■ EXTRACT TO READ ■
• • • • •

# dead bees



## gadzooks (Jan 29, 2004)

This is my first winter with my bees, I noticed activity outside the hive several weeks ago when the temperatures were in the high 60s or low 70s. The weather took a cold turn with snow and ice recently, and today I went outside to make sure ice or snow wasn't blocking the entrance reducer. I noticed several dead bees, which I understand is normal, and I cleared them away. I could see several more blocking the entrance, so I started to remove the entrance reducer to clear out the dead bees -- then I noticed a thick pile of dead bees. Is this normal?


----------



## BULLSEYE BILL (Oct 2, 2002)

A thick pile is not good especially after they have had a chance to fly and clean out the hive reciently.

You really need to fill in your profile with state so we can have a better idea of the area that you are in. It helps the responders to give you better information.

• • • • •

■ SUPPLIED MATERIAL ■
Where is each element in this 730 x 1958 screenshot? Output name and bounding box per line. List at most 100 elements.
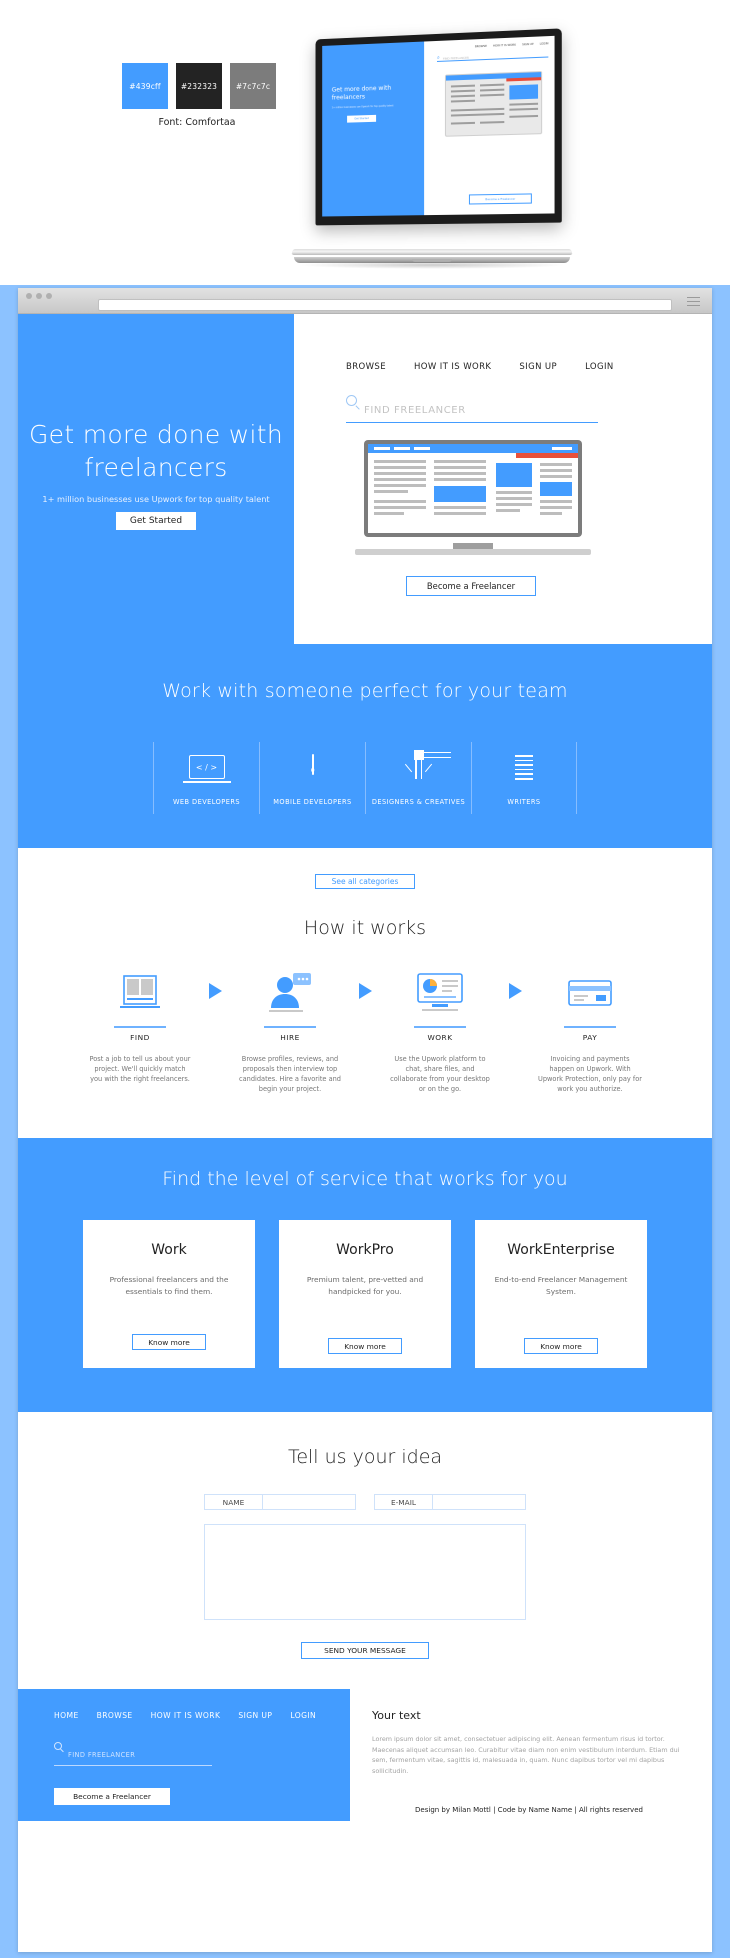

• • • • •

■ WORK TO COMPLETE ■
[A] Retype the thread about dead bees above, beginning at the words "## BULLSEYE BILL" and stopping after "you better information.".
[B] Write what comes next in the thread about dead bees, picking up after its last sentence.

■ THE ANSWERS ■
[A]
## BULLSEYE BILL (Oct 2, 2002)

A thick pile is not good especially after they have had a chance to fly and clean out the hive reciently.

You really need to fill in your profile with state so we can have a better idea of the area that you are in. It helps the responders to give you better information.

[B]
We also would like more background information on your colony too. Type, age, treatments, strength going into winter, feeding, hive configuration etc.

[This message has been edited by BULLSEYE BILL (edited January 29, 2004).]


----------



## gadzooks (Jan 29, 2004)

I'm in Virginia ... I'm a first-year beekeeper and this is my colony's first winter. The local extension agent checked the hive going into winter and said it was in good shape and average strength for being my first year. The bees were Italian, but at her recommendation, I introduced a new queen, a Buckfast. The colony has been treated for hive beetles, but that's pretty much it.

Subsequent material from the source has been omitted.